- YOUR TASK: Repeat each entry exactly and drop the pictures.

──────── TASK MATERIAL

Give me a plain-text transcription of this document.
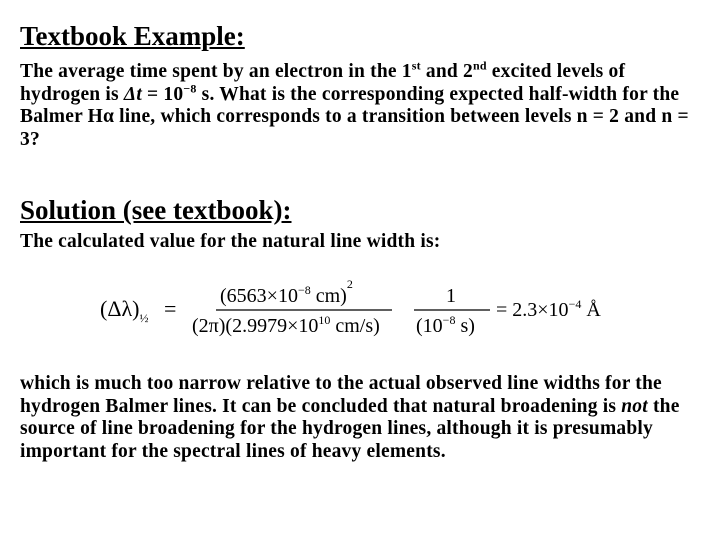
Textbook Example:

The average time spent by an electron in the 1st and 2nd excited levels of hydrogen is $\Delta t = 10^{-8}$ s. What is the corresponding expected half-width for the Balmer Hα line, which corresponds to a transition between levels n = 2 and n = 3?

Solution (see textbook):

The calculated value for the natural line width is:

$(\Delta\lambda)_{\frac{1}{2}} = (6563\times 10^{-8}$ cm)$^2$
$(2\pi)(2.9979\times 10^{10}$ cm/s)
1
($10^{-8}$ s)
= $2.3\times 10^{-4}$ Å

which is much too narrow relative to the actual observed line widths for the hydrogen Balmer lines. It can be concluded that natural broadening is not the source of line broadening for the hydrogen lines, although it is presumably important for the spectral lines of heavy elements.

────────────────

- EXERCISE RESPONSE:
Give me a plain-text transcription of this document.
Textbook Example:

The average time spent by an electron in the 1st and 2nd excited levels of hydrogen is $\Delta t = 10^{-8}$ s. What is the corresponding expected half-width for the Balmer Hα line, which corresponds to a transition between levels n = 2 and n = 3?

Solution (see textbook):

The calculated value for the natural line width is:

$(\Delta\lambda)_{\frac{1}{2}} = (6563\times 10^{-8}$ cm)$^2$
$(2\pi)(2.9979\times 10^{10}$ cm/s)
1
($10^{-8}$ s)
= $2.3\times 10^{-4}$ Å

which is much too narrow relative to the actual observed line widths for the hydrogen Balmer lines. It can be concluded that natural broadening is not the source of line broadening for the hydrogen lines, although it is presumably important for the spectral lines of heavy elements.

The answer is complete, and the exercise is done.